-- start of Listed records --
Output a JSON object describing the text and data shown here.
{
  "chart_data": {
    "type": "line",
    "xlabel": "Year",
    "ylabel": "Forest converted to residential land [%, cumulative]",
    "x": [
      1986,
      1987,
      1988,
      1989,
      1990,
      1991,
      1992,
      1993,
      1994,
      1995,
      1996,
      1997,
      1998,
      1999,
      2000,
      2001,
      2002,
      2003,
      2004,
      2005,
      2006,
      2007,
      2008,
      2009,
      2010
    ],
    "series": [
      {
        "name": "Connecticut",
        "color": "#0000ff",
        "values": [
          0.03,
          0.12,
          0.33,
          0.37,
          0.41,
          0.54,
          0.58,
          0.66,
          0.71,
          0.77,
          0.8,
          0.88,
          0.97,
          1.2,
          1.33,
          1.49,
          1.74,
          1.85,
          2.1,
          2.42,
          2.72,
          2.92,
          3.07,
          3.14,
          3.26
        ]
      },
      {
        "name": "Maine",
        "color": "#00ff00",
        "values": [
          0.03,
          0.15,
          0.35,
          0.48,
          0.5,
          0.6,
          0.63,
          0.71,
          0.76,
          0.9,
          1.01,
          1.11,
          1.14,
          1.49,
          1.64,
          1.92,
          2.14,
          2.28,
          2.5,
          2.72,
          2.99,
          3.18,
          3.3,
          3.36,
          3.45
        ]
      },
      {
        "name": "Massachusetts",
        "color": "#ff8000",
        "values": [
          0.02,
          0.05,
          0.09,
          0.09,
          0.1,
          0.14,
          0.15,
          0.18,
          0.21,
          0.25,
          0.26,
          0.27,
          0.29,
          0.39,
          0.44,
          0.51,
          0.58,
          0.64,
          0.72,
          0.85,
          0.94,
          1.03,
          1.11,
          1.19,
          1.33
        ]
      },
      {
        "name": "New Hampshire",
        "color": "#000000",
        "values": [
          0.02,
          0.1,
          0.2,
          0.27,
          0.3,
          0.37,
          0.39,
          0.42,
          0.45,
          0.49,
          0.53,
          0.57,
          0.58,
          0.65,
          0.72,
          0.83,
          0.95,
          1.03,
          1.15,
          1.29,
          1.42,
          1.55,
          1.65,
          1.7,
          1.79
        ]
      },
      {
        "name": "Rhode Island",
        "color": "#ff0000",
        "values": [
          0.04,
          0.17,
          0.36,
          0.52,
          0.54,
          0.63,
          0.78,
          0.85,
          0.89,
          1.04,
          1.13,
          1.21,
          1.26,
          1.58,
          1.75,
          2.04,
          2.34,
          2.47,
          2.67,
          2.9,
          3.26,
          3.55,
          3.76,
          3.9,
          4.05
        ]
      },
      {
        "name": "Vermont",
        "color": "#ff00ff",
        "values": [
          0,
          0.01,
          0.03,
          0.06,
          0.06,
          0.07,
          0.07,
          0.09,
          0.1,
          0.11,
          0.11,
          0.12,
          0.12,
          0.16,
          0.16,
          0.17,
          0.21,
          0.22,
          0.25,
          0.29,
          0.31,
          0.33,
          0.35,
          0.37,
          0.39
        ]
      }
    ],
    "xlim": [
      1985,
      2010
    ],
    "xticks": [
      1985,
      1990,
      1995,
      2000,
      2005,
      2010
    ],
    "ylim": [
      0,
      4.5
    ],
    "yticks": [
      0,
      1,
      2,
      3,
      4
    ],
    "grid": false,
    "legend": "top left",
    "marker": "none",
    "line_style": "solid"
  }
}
-- end of Listed records --
__Your goal__
Copy each line of the data above without altering a single character.

__Response__
Output a JSON object describing the text and data shown here.
{
  "chart_data": {
    "type": "line",
    "xlabel": "Year",
    "ylabel": "Forest converted to residential land [%, cumulative]",
    "x": [
      1986,
      1987,
      1988,
      1989,
      1990,
      1991,
      1992,
      1993,
      1994,
      1995,
      1996,
      1997,
      1998,
      1999,
      2000,
      2001,
      2002,
      2003,
      2004,
      2005,
      2006,
      2007,
      2008,
      2009,
      2010
    ],
    "series": [
      {
        "name": "Connecticut",
        "color": "#0000ff",
        "values": [
          0.03,
          0.12,
          0.33,
          0.37,
          0.41,
          0.54,
          0.58,
          0.66,
          0.71,
          0.77,
          0.8,
          0.88,
          0.97,
          1.2,
          1.33,
          1.49,
          1.74,
          1.85,
          2.1,
          2.42,
          2.72,
          2.92,
          3.07,
          3.14,
          3.26
        ]
      },
      {
        "name": "Maine",
        "color": "#00ff00",
        "values": [
          0.03,
          0.15,
          0.35,
          0.48,
          0.5,
          0.6,
          0.63,
          0.71,
          0.76,
          0.9,
          1.01,
          1.11,
          1.14,
          1.49,
          1.64,
          1.92,
          2.14,
          2.28,
          2.5,
          2.72,
          2.99,
          3.18,
          3.3,
          3.36,
          3.45
        ]
      },
      {
        "name": "Massachusetts",
        "color": "#ff8000",
        "values": [
          0.02,
          0.05,
          0.09,
          0.09,
          0.1,
          0.14,
          0.15,
          0.18,
          0.21,
          0.25,
          0.26,
          0.27,
          0.29,
          0.39,
          0.44,
          0.51,
          0.58,
          0.64,
          0.72,
          0.85,
          0.94,
          1.03,
          1.11,
          1.19,
          1.33
        ]
      },
      {
        "name": "New Hampshire",
        "color": "#000000",
        "values": [
          0.02,
          0.1,
          0.2,
          0.27,
          0.3,
          0.37,
          0.39,
          0.42,
          0.45,
          0.49,
          0.53,
          0.57,
          0.58,
          0.65,
          0.72,
          0.83,
          0.95,
          1.03,
          1.15,
          1.29,
          1.42,
          1.55,
          1.65,
          1.7,
          1.79
        ]
      },
      {
        "name": "Rhode Island",
        "color": "#ff0000",
        "values": [
          0.04,
          0.17,
          0.36,
          0.52,
          0.54,
          0.63,
          0.78,
          0.85,
          0.89,
          1.04,
          1.13,
          1.21,
          1.26,
          1.58,
          1.75,
          2.04,
          2.34,
          2.47,
          2.67,
          2.9,
          3.26,
          3.55,
          3.76,
          3.9,
          4.05
        ]
      },
      {
        "name": "Vermont",
        "color": "#ff00ff",
        "values": [
          0,
          0.01,
          0.03,
          0.06,
          0.06,
          0.07,
          0.07,
          0.09,
          0.1,
          0.11,
          0.11,
          0.12,
          0.12,
          0.16,
          0.16,
          0.17,
          0.21,
          0.22,
          0.25,
          0.29,
          0.31,
          0.33,
          0.35,
          0.37,
          0.39
        ]
      }
    ],
    "xlim": [
      1985,
      2010
    ],
    "xticks": [
      1985,
      1990,
      1995,
      2000,
      2005,
      2010
    ],
    "ylim": [
      0,
      4.5
    ],
    "yticks": [
      0,
      1,
      2,
      3,
      4
    ],
    "grid": false,
    "legend": "top left",
    "marker": "none",
    "line_style": "solid"
  }
}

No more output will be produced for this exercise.